## TASK DIRECTIONS
Extract the entries in their exact form.
-- BEGIN DATA FOR THIS EXERCISE --
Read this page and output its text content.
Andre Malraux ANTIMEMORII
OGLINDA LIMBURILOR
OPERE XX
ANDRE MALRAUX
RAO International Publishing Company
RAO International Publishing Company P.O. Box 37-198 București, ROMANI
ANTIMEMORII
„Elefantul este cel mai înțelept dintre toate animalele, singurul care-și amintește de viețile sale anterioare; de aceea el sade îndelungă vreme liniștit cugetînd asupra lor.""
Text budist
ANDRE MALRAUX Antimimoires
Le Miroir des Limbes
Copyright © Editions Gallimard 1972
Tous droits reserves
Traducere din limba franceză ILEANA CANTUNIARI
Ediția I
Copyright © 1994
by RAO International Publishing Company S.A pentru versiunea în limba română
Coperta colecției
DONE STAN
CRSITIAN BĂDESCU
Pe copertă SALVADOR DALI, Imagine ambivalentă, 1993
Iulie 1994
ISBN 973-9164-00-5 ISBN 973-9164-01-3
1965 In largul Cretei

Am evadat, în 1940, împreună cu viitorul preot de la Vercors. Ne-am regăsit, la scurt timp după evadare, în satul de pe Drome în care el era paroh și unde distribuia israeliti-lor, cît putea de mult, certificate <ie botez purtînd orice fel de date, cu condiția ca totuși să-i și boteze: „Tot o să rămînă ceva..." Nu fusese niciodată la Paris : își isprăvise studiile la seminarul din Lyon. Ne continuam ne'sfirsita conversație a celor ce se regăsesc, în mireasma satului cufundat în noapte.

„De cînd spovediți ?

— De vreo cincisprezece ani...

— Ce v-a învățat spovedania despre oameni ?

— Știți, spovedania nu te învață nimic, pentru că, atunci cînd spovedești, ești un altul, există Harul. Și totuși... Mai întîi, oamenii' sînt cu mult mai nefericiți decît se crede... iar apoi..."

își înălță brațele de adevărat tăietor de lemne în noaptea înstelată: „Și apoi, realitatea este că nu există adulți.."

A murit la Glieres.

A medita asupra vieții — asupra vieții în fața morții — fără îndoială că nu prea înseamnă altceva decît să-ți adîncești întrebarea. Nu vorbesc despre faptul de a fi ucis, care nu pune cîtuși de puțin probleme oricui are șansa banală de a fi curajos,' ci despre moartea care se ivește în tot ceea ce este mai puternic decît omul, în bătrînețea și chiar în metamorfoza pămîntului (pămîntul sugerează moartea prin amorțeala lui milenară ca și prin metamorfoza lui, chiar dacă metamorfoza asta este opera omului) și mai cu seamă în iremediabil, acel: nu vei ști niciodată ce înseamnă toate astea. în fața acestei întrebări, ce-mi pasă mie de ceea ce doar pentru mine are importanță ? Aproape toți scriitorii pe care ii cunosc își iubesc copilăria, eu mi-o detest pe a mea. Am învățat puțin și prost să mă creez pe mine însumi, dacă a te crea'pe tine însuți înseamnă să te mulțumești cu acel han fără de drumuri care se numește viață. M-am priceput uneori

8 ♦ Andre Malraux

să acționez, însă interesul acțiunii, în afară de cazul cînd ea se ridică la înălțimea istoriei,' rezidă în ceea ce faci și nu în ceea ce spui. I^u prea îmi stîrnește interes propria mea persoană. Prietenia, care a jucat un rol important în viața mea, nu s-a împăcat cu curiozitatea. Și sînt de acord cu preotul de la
-- END DATA FOR THIS EXERCISE --
## EXERCISE RESPONSE
Read this page and output its text content.
Andre Malraux ANTIMEMORII
OGLINDA LIMBURILOR
OPERE XX
ANDRE MALRAUX
RAO International Publishing Company
RAO International Publishing Company P.O. Box 37-198 București, ROMANI
ANTIMEMORII
„Elefantul este cel mai înțelept dintre toate animalele, singurul care-și amintește de viețile sale anterioare; de aceea el sade îndelungă vreme liniștit cugetînd asupra lor.""
Text budist
ANDRE MALRAUX Antimimoires
Le Miroir des Limbes
Copyright © Editions Gallimard 1972
Tous droits reserves
Traducere din limba franceză ILEANA CANTUNIARI
Ediția I
Copyright © 1994
by RAO International Publishing Company S.A pentru versiunea în limba română
Coperta colecției
DONE STAN
CRSITIAN BĂDESCU
Pe copertă SALVADOR DALI, Imagine ambivalentă, 1993
Iulie 1994
ISBN 973-9164-00-5 ISBN 973-9164-01-3
1965 In largul Cretei

Am evadat, în 1940, împreună cu viitorul preot de la Vercors. Ne-am regăsit, la scurt timp după evadare, în satul de pe Drome în care el era paroh și unde distribuia israeliti-lor, cît putea de mult, certificate <ie botez purtînd orice fel de date, cu condiția ca totuși să-i și boteze: „Tot o să rămînă ceva..." Nu fusese niciodată la Paris : își isprăvise studiile la seminarul din Lyon. Ne continuam ne'sfirsita conversație a celor ce se regăsesc, în mireasma satului cufundat în noapte.

„De cînd spovediți ?

— De vreo cincisprezece ani...

— Ce v-a învățat spovedania despre oameni ?

— Știți, spovedania nu te învață nimic, pentru că, atunci cînd spovedești, ești un altul, există Harul. Și totuși... Mai întîi, oamenii' sînt cu mult mai nefericiți decît se crede... iar apoi..."

își înălță brațele de adevărat tăietor de lemne în noaptea înstelată: „Și apoi, realitatea este că nu există adulți.."

A murit la Glieres.

A medita asupra vieții — asupra vieții în fața morții — fără îndoială că nu prea înseamnă altceva decît să-ți adîncești întrebarea. Nu vorbesc despre faptul de a fi ucis, care nu pune cîtuși de puțin probleme oricui are șansa banală de a fi curajos,' ci despre moartea care se ivește în tot ceea ce este mai puternic decît omul, în bătrînețea și chiar în metamorfoza pămîntului (pămîntul sugerează moartea prin amorțeala lui milenară ca și prin metamorfoza lui, chiar dacă metamorfoza asta este opera omului) și mai cu seamă în iremediabil, acel: nu vei ști niciodată ce înseamnă toate astea. în fața acestei întrebări, ce-mi pasă mie de ceea ce doar pentru mine are importanță ? Aproape toți scriitorii pe care ii cunosc își iubesc copilăria, eu mi-o detest pe a mea. Am învățat puțin și prost să mă creez pe mine însumi, dacă a te crea'pe tine însuți înseamnă să te mulțumești cu acel han fără de drumuri care se numește viață. M-am priceput uneori

8 ♦ Andre Malraux

să acționez, însă interesul acțiunii, în afară de cazul cînd ea se ridică la înălțimea istoriei,' rezidă în ceea ce faci și nu în ceea ce spui. I^u prea îmi stîrnește interes propria mea persoană. Prietenia, care a jucat un rol important în viața mea, nu s-a împăcat cu curiozitatea. Și sînt de acord cu preotul de la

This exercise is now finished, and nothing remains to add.